[Entries with figure data]
--------------------------------

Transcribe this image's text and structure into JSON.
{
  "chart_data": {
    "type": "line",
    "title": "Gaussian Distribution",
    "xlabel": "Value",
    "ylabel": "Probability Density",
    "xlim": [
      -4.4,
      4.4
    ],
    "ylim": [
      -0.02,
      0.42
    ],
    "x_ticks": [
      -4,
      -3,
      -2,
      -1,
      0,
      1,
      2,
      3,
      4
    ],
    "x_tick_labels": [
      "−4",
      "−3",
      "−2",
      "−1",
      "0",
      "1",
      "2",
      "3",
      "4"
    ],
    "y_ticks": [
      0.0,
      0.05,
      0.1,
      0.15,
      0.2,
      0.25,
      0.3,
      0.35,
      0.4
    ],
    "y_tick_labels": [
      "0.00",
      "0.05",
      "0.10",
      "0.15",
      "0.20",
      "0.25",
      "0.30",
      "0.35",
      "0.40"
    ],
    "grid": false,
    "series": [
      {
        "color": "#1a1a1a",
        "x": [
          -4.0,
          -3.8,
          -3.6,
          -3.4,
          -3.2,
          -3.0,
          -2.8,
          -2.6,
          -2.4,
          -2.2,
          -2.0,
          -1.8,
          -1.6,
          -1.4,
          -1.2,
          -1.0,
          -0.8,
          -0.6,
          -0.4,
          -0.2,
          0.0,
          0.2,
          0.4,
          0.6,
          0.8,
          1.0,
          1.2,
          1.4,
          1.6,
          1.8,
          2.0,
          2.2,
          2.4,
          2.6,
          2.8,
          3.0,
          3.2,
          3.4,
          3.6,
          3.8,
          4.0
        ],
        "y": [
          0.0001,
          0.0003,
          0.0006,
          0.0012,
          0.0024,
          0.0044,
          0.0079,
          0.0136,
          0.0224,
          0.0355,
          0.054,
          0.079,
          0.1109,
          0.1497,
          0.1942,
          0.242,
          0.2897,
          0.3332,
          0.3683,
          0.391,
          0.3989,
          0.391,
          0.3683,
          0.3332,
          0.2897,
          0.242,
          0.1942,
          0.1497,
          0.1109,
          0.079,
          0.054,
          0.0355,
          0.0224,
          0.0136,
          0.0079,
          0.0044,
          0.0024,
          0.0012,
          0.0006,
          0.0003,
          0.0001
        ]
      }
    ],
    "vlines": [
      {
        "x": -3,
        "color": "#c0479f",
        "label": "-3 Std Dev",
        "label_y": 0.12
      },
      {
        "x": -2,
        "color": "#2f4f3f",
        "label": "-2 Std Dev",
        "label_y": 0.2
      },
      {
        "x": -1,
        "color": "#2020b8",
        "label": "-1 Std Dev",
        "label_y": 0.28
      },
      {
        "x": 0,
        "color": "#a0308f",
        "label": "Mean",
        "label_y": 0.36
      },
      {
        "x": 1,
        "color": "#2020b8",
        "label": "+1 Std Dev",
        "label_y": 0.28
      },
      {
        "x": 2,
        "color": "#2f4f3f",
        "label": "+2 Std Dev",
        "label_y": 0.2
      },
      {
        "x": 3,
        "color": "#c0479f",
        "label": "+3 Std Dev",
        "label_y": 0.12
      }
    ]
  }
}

--------------------------------

→ **Goal of the exercise**
All the entries above need to be reproduced exactly.

→ **Output below**
Transcribe this image's text and structure into JSON.
{
  "chart_data": {
    "type": "line",
    "title": "Gaussian Distribution",
    "xlabel": "Value",
    "ylabel": "Probability Density",
    "xlim": [
      -4.4,
      4.4
    ],
    "ylim": [
      -0.02,
      0.42
    ],
    "x_ticks": [
      -4,
      -3,
      -2,
      -1,
      0,
      1,
      2,
      3,
      4
    ],
    "x_tick_labels": [
      "−4",
      "−3",
      "−2",
      "−1",
      "0",
      "1",
      "2",
      "3",
      "4"
    ],
    "y_ticks": [
      0.0,
      0.05,
      0.1,
      0.15,
      0.2,
      0.25,
      0.3,
      0.35,
      0.4
    ],
    "y_tick_labels": [
      "0.00",
      "0.05",
      "0.10",
      "0.15",
      "0.20",
      "0.25",
      "0.30",
      "0.35",
      "0.40"
    ],
    "grid": false,
    "series": [
      {
        "color": "#1a1a1a",
        "x": [
          -4.0,
          -3.8,
          -3.6,
          -3.4,
          -3.2,
          -3.0,
          -2.8,
          -2.6,
          -2.4,
          -2.2,
          -2.0,
          -1.8,
          -1.6,
          -1.4,
          -1.2,
          -1.0,
          -0.8,
          -0.6,
          -0.4,
          -0.2,
          0.0,
          0.2,
          0.4,
          0.6,
          0.8,
          1.0,
          1.2,
          1.4,
          1.6,
          1.8,
          2.0,
          2.2,
          2.4,
          2.6,
          2.8,
          3.0,
          3.2,
          3.4,
          3.6,
          3.8,
          4.0
        ],
        "y": [
          0.0001,
          0.0003,
          0.0006,
          0.0012,
          0.0024,
          0.0044,
          0.0079,
          0.0136,
          0.0224,
          0.0355,
          0.054,
          0.079,
          0.1109,
          0.1497,
          0.1942,
          0.242,
          0.2897,
          0.3332,
          0.3683,
          0.391,
          0.3989,
          0.391,
          0.3683,
          0.3332,
          0.2897,
          0.242,
          0.1942,
          0.1497,
          0.1109,
          0.079,
          0.054,
          0.0355,
          0.0224,
          0.0136,
          0.0079,
          0.0044,
          0.0024,
          0.0012,
          0.0006,
          0.0003,
          0.0001
        ]
      }
    ],
    "vlines": [
      {
        "x": -3,
        "color": "#c0479f",
        "label": "-3 Std Dev",
        "label_y": 0.12
      },
      {
        "x": -2,
        "color": "#2f4f3f",
        "label": "-2 Std Dev",
        "label_y": 0.2
      },
      {
        "x": -1,
        "color": "#2020b8",
        "label": "-1 Std Dev",
        "label_y": 0.28
      },
      {
        "x": 0,
        "color": "#a0308f",
        "label": "Mean",
        "label_y": 0.36
      },
      {
        "x": 1,
        "color": "#2020b8",
        "label": "+1 Std Dev",
        "label_y": 0.28
      },
      {
        "x": 2,
        "color": "#2f4f3f",
        "label": "+2 Std Dev",
        "label_y": 0.2
      },
      {
        "x": 3,
        "color": "#c0479f",
        "label": "+3 Std Dev",
        "label_y": 0.12
      }
    ]
  }
}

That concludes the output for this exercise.